REQUIREMENT: Please return the full listing below without altering anything.

-------- INFORMATION SUPPLIED --------

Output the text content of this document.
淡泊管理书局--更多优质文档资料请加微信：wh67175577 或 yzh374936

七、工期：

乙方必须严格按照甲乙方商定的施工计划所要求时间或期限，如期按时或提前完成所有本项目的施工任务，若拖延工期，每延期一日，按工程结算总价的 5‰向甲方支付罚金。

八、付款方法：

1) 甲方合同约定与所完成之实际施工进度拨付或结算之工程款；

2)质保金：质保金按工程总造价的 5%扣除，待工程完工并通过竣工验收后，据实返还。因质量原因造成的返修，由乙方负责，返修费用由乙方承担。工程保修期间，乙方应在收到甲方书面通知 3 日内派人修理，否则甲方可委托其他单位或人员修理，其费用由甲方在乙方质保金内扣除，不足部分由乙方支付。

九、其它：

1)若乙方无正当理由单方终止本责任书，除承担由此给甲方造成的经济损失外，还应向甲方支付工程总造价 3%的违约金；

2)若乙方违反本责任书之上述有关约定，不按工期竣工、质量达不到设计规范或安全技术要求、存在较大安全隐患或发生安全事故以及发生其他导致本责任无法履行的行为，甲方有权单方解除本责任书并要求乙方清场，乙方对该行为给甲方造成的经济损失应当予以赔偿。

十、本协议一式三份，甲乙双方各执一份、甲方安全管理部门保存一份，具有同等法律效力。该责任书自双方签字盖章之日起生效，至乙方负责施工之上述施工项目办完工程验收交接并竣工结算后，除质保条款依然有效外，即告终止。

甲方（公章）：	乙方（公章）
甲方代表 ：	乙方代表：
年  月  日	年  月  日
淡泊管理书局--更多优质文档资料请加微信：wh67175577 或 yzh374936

--------

WRITTEN ANSWER:
Output the text content of this document.
淡泊管理书局--更多优质文档资料请加微信：wh67175577 或 yzh374936

七、工期：

乙方必须严格按照甲乙方商定的施工计划所要求时间或期限，如期按时或提前完成所有本项目的施工任务，若拖延工期，每延期一日，按工程结算总价的 5‰向甲方支付罚金。

八、付款方法：

1) 甲方合同约定与所完成之实际施工进度拨付或结算之工程款；

2)质保金：质保金按工程总造价的 5%扣除，待工程完工并通过竣工验收后，据实返还。因质量原因造成的返修，由乙方负责，返修费用由乙方承担。工程保修期间，乙方应在收到甲方书面通知 3 日内派人修理，否则甲方可委托其他单位或人员修理，其费用由甲方在乙方质保金内扣除，不足部分由乙方支付。

九、其它：

1)若乙方无正当理由单方终止本责任书，除承担由此给甲方造成的经济损失外，还应向甲方支付工程总造价 3%的违约金；

2)若乙方违反本责任书之上述有关约定，不按工期竣工、质量达不到设计规范或安全技术要求、存在较大安全隐患或发生安全事故以及发生其他导致本责任无法履行的行为，甲方有权单方解除本责任书并要求乙方清场，乙方对该行为给甲方造成的经济损失应当予以赔偿。

十、本协议一式三份，甲乙双方各执一份、甲方安全管理部门保存一份，具有同等法律效力。该责任书自双方签字盖章之日起生效，至乙方负责施工之上述施工项目办完工程验收交接并竣工结算后，除质保条款依然有效外，即告终止。

甲方（公章）：	乙方（公章）
甲方代表 ：	乙方代表：
年  月  日	年  月  日
淡泊管理书局--更多优质文档资料请加微信：wh67175577 或 yzh374936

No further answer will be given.